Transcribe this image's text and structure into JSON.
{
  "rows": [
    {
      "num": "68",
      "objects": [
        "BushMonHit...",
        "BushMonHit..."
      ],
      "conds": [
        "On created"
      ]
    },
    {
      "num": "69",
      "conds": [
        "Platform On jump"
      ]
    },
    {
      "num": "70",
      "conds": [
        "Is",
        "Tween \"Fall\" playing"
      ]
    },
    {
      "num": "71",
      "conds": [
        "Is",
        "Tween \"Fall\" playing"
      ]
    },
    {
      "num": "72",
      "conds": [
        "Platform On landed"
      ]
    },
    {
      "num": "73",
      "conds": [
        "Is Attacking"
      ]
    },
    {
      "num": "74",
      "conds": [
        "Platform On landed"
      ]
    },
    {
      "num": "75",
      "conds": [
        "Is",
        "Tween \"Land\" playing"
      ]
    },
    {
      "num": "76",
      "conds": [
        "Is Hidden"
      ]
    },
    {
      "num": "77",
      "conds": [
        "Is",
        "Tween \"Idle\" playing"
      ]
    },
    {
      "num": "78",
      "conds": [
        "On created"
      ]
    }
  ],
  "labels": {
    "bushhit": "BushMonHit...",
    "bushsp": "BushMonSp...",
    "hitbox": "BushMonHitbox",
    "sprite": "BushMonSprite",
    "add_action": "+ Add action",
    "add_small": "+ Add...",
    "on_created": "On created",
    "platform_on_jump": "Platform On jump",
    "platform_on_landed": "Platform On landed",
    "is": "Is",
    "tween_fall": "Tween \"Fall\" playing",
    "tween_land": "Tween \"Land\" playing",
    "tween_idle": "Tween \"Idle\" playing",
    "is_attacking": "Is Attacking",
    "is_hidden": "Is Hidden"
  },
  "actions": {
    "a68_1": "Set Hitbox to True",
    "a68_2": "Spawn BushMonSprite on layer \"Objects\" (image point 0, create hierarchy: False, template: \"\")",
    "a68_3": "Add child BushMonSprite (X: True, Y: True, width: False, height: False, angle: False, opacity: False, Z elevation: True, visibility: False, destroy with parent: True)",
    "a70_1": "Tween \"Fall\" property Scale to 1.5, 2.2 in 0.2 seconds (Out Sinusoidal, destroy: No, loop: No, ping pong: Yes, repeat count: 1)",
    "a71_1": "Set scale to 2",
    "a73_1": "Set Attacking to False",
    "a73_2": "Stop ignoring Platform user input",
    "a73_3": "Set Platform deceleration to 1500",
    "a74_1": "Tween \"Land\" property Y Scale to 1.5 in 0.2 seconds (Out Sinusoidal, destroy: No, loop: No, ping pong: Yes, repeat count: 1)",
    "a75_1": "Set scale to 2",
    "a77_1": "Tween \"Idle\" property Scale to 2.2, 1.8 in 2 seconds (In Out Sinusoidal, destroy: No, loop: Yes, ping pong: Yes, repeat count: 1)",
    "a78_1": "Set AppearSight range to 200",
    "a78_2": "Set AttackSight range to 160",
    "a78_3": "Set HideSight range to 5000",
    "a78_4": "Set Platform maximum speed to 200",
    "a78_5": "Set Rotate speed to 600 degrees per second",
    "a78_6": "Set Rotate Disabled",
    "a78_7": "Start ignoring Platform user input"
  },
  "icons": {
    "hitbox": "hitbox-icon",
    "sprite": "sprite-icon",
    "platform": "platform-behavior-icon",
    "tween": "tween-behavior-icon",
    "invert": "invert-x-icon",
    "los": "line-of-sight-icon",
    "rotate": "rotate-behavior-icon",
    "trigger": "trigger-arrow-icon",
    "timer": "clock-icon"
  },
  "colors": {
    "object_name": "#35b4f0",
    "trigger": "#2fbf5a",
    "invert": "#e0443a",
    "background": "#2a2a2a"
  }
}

----------

Exercise:
Quote every entry exactly.

Task response:
Transcribe this image's text and structure into JSON.
{
  "rows": [
    {
      "num": "68",
      "objects": [
        "BushMonHit...",
        "BushMonHit..."
      ],
      "conds": [
        "On created"
      ]
    },
    {
      "num": "69",
      "conds": [
        "Platform On jump"
      ]
    },
    {
      "num": "70",
      "conds": [
        "Is",
        "Tween \"Fall\" playing"
      ]
    },
    {
      "num": "71",
      "conds": [
        "Is",
        "Tween \"Fall\" playing"
      ]
    },
    {
      "num": "72",
      "conds": [
        "Platform On landed"
      ]
    },
    {
      "num": "73",
      "conds": [
        "Is Attacking"
      ]
    },
    {
      "num": "74",
      "conds": [
        "Platform On landed"
      ]
    },
    {
      "num": "75",
      "conds": [
        "Is",
        "Tween \"Land\" playing"
      ]
    },
    {
      "num": "76",
      "conds": [
        "Is Hidden"
      ]
    },
    {
      "num": "77",
      "conds": [
        "Is",
        "Tween \"Idle\" playing"
      ]
    },
    {
      "num": "78",
      "conds": [
        "On created"
      ]
    }
  ],
  "labels": {
    "bushhit": "BushMonHit...",
    "bushsp": "BushMonSp...",
    "hitbox": "BushMonHitbox",
    "sprite": "BushMonSprite",
    "add_action": "+ Add action",
    "add_small": "+ Add...",
    "on_created": "On created",
    "platform_on_jump": "Platform On jump",
    "platform_on_landed": "Platform On landed",
    "is": "Is",
    "tween_fall": "Tween \"Fall\" playing",
    "tween_land": "Tween \"Land\" playing",
    "tween_idle": "Tween \"Idle\" playing",
    "is_attacking": "Is Attacking",
    "is_hidden": "Is Hidden"
  },
  "actions": {
    "a68_1": "Set Hitbox to True",
    "a68_2": "Spawn BushMonSprite on layer \"Objects\" (image point 0, create hierarchy: False, template: \"\")",
    "a68_3": "Add child BushMonSprite (X: True, Y: True, width: False, height: False, angle: False, opacity: False, Z elevation: True, visibility: False, destroy with parent: True)",
    "a70_1": "Tween \"Fall\" property Scale to 1.5, 2.2 in 0.2 seconds (Out Sinusoidal, destroy: No, loop: No, ping pong: Yes, repeat count: 1)",
    "a71_1": "Set scale to 2",
    "a73_1": "Set Attacking to False",
    "a73_2": "Stop ignoring Platform user input",
    "a73_3": "Set Platform deceleration to 1500",
    "a74_1": "Tween \"Land\" property Y Scale to 1.5 in 0.2 seconds (Out Sinusoidal, destroy: No, loop: No, ping pong: Yes, repeat count: 1)",
    "a75_1": "Set scale to 2",
    "a77_1": "Tween \"Idle\" property Scale to 2.2, 1.8 in 2 seconds (In Out Sinusoidal, destroy: No, loop: Yes, ping pong: Yes, repeat count: 1)",
    "a78_1": "Set AppearSight range to 200",
    "a78_2": "Set AttackSight range to 160",
    "a78_3": "Set HideSight range to 5000",
    "a78_4": "Set Platform maximum speed to 200",
    "a78_5": "Set Rotate speed to 600 degrees per second",
    "a78_6": "Set Rotate Disabled",
    "a78_7": "Start ignoring Platform user input"
  },
  "icons": {
    "hitbox": "hitbox-icon",
    "sprite": "sprite-icon",
    "platform": "platform-behavior-icon",
    "tween": "tween-behavior-icon",
    "invert": "invert-x-icon",
    "los": "line-of-sight-icon",
    "rotate": "rotate-behavior-icon",
    "trigger": "trigger-arrow-icon",
    "timer": "clock-icon"
  },
  "colors": {
    "object_name": "#35b4f0",
    "trigger": "#2fbf5a",
    "invert": "#e0443a",
    "background": "#2a2a2a"
  }
}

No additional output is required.